§ **Exercise details**
Write out, without any change, the lines of the material below running from the line with "table-header-cell: C－H (265, 123, 323, 169)" through the line with "data-point (171, 525, 178, 532)", including both of those lines.

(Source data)
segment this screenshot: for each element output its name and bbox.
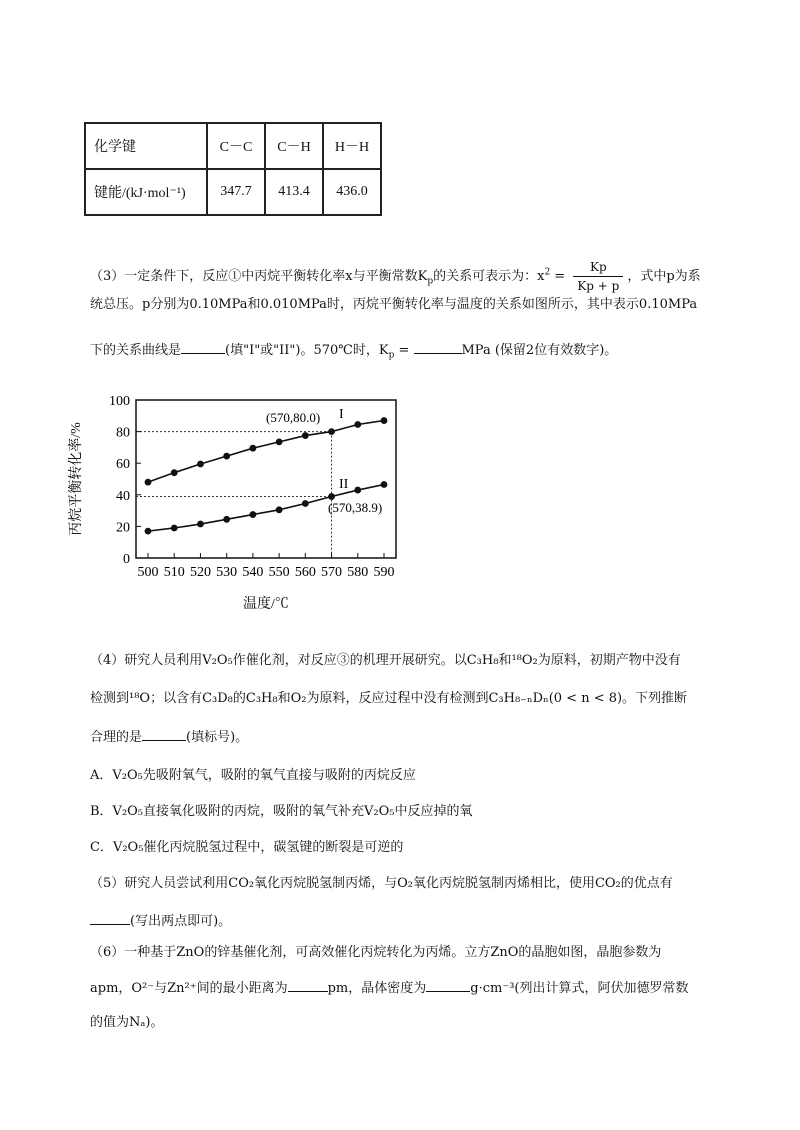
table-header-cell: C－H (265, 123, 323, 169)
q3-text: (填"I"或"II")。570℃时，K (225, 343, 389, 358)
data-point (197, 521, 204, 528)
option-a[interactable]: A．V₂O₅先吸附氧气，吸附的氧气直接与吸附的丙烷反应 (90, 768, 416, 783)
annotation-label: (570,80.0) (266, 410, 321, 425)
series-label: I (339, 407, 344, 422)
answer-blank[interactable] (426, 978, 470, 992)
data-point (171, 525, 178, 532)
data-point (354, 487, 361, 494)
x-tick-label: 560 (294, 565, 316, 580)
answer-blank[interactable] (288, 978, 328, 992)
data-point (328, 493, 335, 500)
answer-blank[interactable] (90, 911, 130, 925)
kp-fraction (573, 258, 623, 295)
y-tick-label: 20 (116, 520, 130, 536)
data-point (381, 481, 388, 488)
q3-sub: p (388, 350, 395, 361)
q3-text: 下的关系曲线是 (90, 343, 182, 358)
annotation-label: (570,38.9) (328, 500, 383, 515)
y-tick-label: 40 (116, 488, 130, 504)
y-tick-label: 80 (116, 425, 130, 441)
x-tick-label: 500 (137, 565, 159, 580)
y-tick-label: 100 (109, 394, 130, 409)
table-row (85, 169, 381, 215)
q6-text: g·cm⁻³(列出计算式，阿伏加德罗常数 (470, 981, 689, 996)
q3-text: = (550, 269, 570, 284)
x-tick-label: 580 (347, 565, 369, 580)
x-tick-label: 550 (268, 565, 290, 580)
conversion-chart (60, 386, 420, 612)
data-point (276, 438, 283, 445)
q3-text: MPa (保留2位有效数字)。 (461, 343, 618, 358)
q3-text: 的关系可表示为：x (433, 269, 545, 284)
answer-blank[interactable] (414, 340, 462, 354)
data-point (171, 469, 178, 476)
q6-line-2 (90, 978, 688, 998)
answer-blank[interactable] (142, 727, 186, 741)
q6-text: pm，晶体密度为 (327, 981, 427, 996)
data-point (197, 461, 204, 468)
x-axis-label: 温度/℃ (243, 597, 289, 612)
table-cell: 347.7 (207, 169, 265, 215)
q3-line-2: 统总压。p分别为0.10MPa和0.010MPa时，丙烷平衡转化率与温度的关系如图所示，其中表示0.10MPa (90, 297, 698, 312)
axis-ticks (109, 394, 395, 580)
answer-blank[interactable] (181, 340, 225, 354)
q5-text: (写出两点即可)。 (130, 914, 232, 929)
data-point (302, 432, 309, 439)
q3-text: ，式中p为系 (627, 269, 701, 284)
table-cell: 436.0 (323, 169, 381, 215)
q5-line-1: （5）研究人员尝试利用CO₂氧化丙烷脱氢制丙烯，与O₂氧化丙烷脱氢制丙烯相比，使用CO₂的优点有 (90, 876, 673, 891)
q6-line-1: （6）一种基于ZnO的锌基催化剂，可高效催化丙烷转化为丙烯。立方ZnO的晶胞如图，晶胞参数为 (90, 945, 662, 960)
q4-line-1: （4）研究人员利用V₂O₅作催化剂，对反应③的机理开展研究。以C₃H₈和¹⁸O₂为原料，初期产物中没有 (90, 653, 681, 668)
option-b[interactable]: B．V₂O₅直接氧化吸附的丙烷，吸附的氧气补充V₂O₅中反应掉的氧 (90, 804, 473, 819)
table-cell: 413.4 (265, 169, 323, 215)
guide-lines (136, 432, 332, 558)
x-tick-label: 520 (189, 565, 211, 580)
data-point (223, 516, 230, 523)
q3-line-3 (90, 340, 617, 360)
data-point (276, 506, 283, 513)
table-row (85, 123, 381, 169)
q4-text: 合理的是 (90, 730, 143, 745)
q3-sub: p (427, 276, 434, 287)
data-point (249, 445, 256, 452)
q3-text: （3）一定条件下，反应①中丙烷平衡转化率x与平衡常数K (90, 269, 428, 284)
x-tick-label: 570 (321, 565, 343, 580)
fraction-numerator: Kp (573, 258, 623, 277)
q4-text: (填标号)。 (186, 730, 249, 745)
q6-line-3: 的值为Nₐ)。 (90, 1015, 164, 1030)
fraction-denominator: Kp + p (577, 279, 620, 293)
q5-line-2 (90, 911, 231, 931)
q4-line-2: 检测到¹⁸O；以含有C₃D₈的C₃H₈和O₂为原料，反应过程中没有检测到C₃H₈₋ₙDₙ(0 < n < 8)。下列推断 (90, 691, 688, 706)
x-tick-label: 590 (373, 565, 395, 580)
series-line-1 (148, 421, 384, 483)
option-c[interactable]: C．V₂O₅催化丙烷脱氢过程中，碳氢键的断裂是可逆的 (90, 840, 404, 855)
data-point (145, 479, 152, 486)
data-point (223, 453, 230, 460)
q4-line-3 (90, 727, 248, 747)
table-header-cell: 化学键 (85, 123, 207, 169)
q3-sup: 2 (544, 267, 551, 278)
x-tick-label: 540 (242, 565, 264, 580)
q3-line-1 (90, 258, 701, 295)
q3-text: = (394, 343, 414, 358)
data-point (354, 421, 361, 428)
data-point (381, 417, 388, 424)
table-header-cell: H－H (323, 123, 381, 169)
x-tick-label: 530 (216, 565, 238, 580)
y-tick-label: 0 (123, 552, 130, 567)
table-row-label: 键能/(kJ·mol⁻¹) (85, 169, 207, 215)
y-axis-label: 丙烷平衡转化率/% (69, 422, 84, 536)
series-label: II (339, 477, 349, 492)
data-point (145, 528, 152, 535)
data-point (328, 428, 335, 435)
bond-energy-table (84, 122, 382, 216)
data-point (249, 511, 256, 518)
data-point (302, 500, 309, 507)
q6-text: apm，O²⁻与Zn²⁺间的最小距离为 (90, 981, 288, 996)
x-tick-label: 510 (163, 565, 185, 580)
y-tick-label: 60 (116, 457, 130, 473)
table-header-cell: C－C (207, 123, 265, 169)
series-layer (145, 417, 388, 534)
* * *
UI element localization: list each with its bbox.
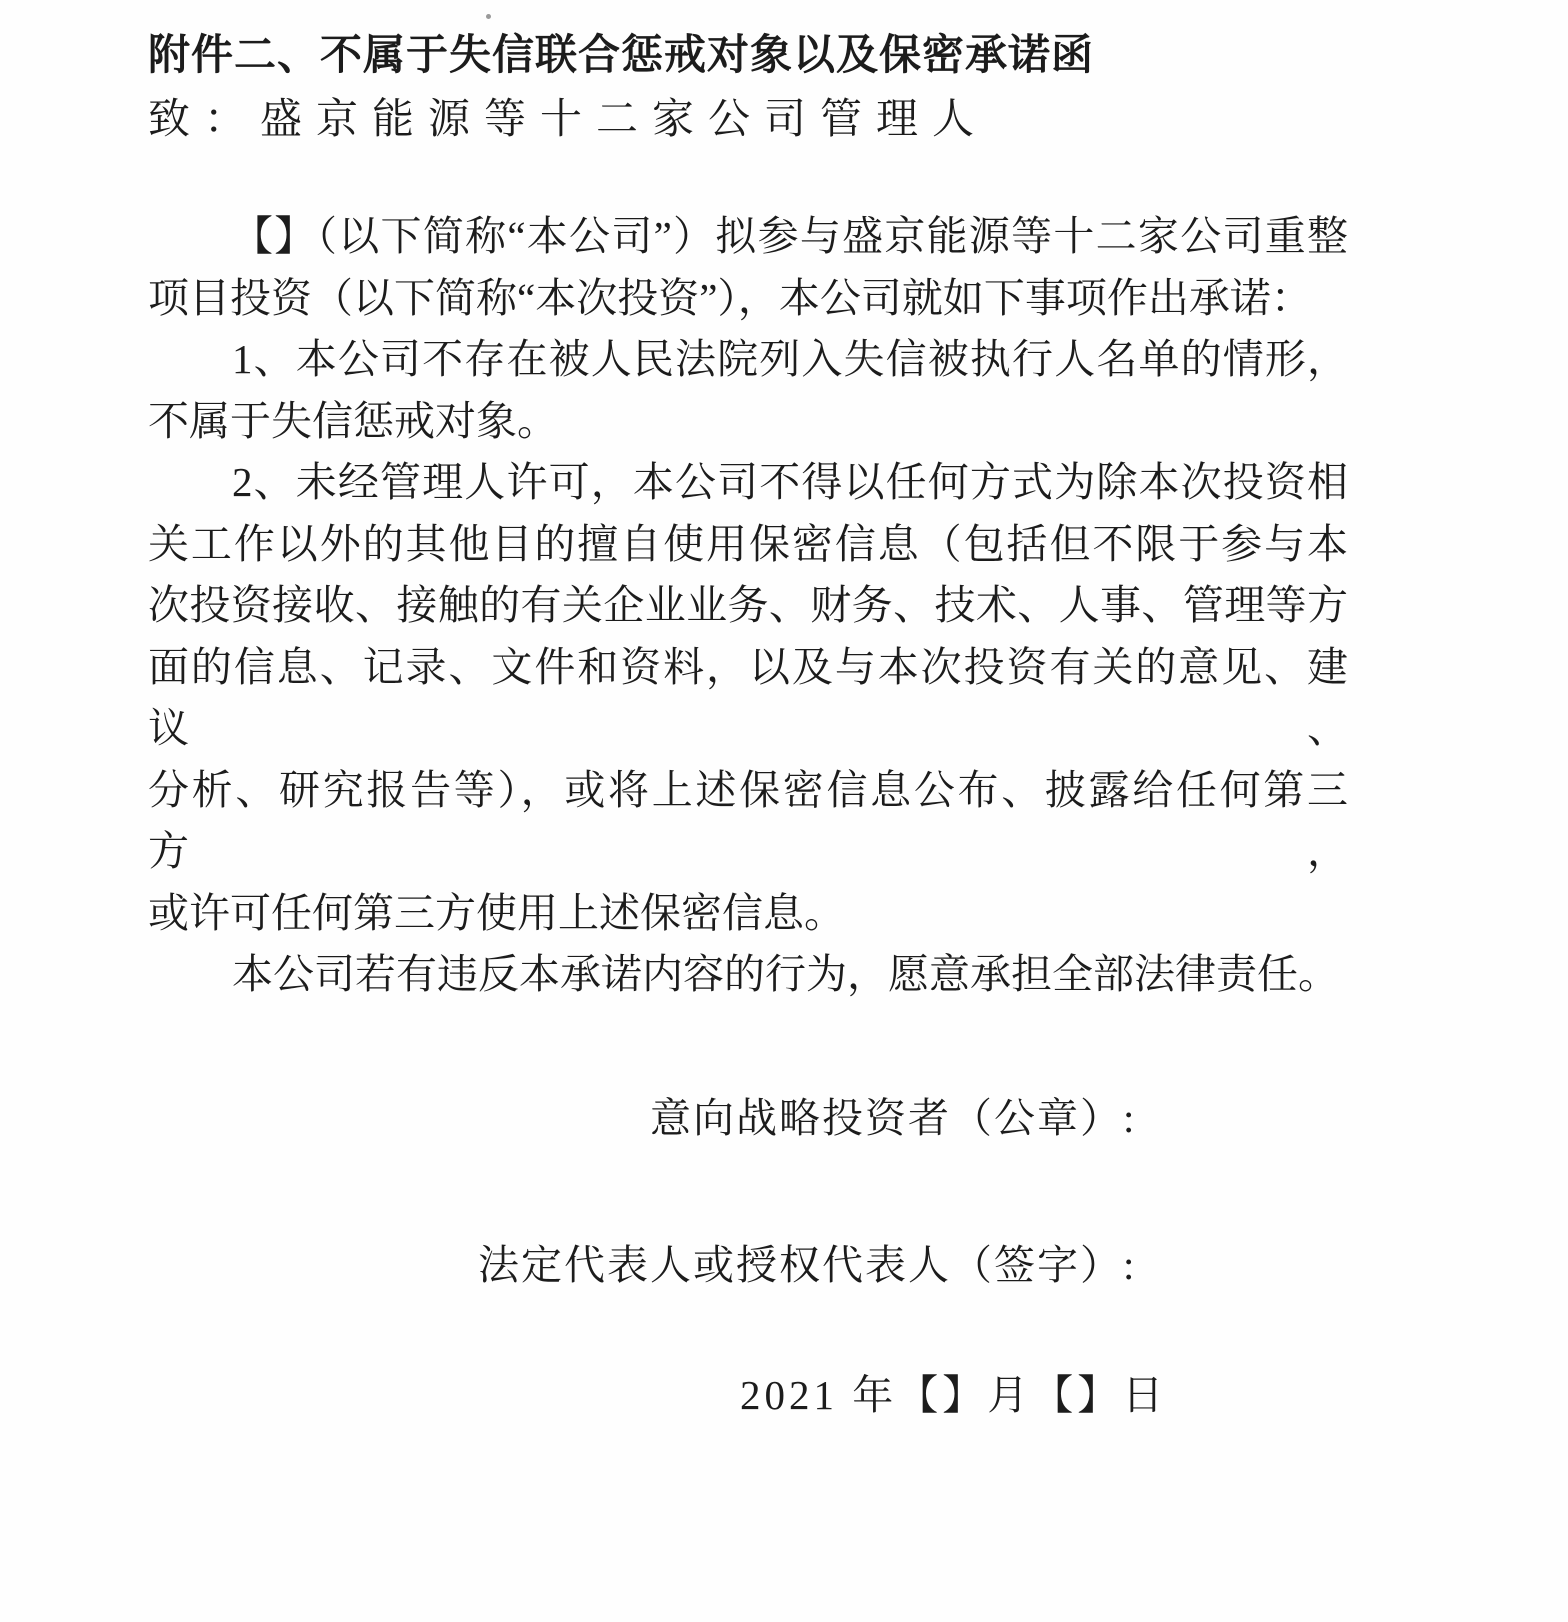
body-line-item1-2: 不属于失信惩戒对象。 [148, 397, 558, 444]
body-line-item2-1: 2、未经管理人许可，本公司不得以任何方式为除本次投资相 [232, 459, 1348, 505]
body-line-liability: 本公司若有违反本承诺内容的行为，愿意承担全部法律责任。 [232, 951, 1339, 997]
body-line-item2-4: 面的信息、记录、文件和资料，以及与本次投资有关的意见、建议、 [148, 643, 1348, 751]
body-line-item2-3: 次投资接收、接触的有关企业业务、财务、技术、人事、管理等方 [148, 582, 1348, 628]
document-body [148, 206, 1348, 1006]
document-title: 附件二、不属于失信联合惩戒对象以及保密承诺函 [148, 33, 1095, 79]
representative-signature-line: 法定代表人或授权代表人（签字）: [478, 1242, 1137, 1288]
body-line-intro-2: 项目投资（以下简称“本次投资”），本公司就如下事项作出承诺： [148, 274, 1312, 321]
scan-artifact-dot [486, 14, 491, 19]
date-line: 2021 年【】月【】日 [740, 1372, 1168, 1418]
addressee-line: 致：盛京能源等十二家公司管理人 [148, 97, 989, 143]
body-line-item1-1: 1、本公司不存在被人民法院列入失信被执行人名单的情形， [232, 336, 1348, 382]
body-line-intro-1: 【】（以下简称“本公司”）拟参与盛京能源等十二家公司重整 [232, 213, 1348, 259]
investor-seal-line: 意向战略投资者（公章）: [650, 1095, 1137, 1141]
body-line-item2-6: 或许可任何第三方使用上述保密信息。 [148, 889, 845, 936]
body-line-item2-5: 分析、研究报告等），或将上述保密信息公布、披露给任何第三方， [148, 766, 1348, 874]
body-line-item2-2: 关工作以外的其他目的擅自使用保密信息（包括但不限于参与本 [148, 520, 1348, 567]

§ **Output for this task**
table-header-cell: C－H (265, 123, 323, 169)
q3-text: (填"I"或"II")。570℃时，K (225, 343, 389, 358)
data-point (197, 521, 204, 528)
option-a[interactable]: A．V₂O₅先吸附氧气，吸附的氧气直接与吸附的丙烷反应 (90, 768, 416, 783)
annotation-label: (570,80.0) (266, 410, 321, 425)
series-label: I (339, 407, 344, 422)
answer-blank[interactable] (426, 978, 470, 992)
data-point (171, 525, 178, 532)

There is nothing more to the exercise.